### DATA SHOWN
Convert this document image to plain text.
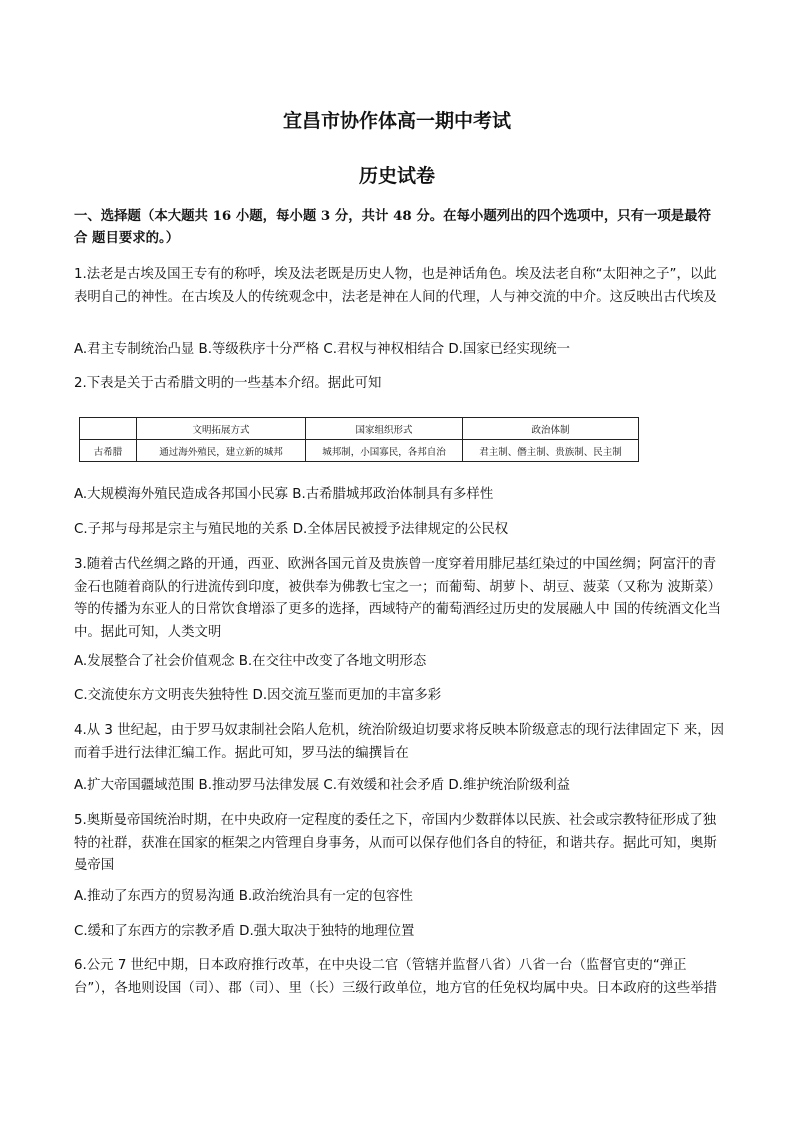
宜昌市协作体高一期中考试
历史试卷

一、选择题（本大题共 16 小题，每小题 3 分，共计 48 分。在每小题列出的四个选项中，只有一项是最符合 题目要求的。）

1.法老是古埃及国王专有的称呼，埃及法老既是历史人物，也是神话角色。埃及法老自称“太阳神之子”，以此表明自己的神性。在古埃及人的传统观念中，法老是神在人间的代理，人与神交流的中介。这反映出古代埃及

A.君主专制统治凸显 B.等级秩序十分严格 C.君权与神权相结合 D.国家已经实现统一

2.下表是关于古希腊文明的一些基本介绍。据此可知

	文明拓展方式	国家组织形式	政治体制
古希腊	通过海外殖民，建立新的城邦	城邦制，小国寡民，各邦自治	君主制、僭主制、贵族制、民主制

A.大规模海外殖民造成各邦国小民寡 B.古希腊城邦政治体制具有多样性

C.子邦与母邦是宗主与殖民地的关系 D.全体居民被授予法律规定的公民权

3.随着古代丝绸之路的开通，西亚、欧洲各国元首及贵族曾一度穿着用腓尼基红染过的中国丝绸；阿富汗的青金石也随着商队的行进流传到印度，被供奉为佛教七宝之一；而葡萄、胡萝卜、胡豆、菠菜（又称为 波斯菜）等的传播为东亚人的日常饮食增添了更多的选择，西域特产的葡萄酒经过历史的发展融人中 国的传统酒文化当中。据此可知，人类文明

A.发展整合了社会价值观念 B.在交往中改变了各地文明形态

C.交流使东方文明丧失独特性 D.因交流互鉴而更加的丰富多彩

4.从 3 世纪起，由于罗马奴隶制社会陷人危机，统治阶级迫切要求将反映本阶级意志的现行法律固定下 来，因而着手进行法律汇编工作。据此可知，罗马法的编撰旨在

A.扩大帝国疆域范围 B.推动罗马法律发展 C.有效缓和社会矛盾 D.维护统治阶级利益

5.奥斯曼帝国统治时期，在中央政府一定程度的委任之下，帝国内少数群体以民族、社会或宗教特征形成了独特的社群，获准在国家的框架之内管理自身事务，从而可以保存他们各自的特征，和谐共存。据此可知，奥斯曼帝国

A.推动了东西方的贸易沟通 B.政治统治具有一定的包容性

C.缓和了东西方的宗教矛盾 D.强大取决于独特的地理位置

6.公元 7 世纪中期，日本政府推行改革，在中央设二官（管辖并监督八省）八省一台（监督官吏的“弹正台”），各地则设国（司）、郡（司）、里（长）三级行政单位，地方官的任免权均属中央。日本政府的这些举措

### REQUIRED WORK
Report how many lines above hold the string "据此可知", giving nothing but the number.

### FULL RESPONSE
4